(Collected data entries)
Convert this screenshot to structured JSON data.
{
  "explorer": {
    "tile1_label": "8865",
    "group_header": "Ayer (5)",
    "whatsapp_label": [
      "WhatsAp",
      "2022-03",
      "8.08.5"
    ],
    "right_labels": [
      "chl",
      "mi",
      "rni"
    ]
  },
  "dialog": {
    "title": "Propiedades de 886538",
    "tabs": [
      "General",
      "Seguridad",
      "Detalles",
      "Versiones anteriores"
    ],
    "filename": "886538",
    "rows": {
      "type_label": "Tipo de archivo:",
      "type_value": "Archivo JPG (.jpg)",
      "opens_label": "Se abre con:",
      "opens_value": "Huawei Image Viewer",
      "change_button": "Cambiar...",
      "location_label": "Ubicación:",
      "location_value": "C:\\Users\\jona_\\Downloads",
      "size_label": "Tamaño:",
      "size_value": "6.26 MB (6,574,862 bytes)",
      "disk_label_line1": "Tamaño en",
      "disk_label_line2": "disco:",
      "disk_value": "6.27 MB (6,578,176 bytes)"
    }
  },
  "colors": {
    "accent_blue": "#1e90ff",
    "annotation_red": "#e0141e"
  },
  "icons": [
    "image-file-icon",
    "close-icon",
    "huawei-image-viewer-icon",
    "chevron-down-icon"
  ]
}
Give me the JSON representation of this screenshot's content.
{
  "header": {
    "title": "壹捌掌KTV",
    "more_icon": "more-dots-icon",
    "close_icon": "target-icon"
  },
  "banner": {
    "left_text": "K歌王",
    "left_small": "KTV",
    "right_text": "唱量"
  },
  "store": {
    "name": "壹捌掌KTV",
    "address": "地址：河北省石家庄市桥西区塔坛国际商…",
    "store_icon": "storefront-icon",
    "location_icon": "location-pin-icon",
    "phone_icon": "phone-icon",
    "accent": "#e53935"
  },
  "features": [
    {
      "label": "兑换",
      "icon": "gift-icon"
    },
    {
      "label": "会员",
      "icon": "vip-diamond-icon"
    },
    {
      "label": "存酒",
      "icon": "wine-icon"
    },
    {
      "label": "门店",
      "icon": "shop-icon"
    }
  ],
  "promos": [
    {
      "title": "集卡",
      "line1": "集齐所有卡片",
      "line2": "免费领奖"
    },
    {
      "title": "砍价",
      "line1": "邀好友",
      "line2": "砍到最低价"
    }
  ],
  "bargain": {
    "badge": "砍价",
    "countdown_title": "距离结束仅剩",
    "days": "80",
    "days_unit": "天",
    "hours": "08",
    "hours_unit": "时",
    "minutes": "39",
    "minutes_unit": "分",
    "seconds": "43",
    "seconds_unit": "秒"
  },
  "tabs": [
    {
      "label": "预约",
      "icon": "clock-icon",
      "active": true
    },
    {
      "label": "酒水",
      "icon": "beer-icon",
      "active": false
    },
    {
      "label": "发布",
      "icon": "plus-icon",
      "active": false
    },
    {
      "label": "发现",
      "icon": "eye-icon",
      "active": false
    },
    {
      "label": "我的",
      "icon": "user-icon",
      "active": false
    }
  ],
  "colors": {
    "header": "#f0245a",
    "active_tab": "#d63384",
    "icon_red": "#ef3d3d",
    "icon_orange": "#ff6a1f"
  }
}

▸ Exercise aim: Using the listing, collect all lines in which the string "screenshot" is found.

▸ Written response:
Convert this screenshot to structured JSON data.
Give me the JSON representation of this screenshot's content.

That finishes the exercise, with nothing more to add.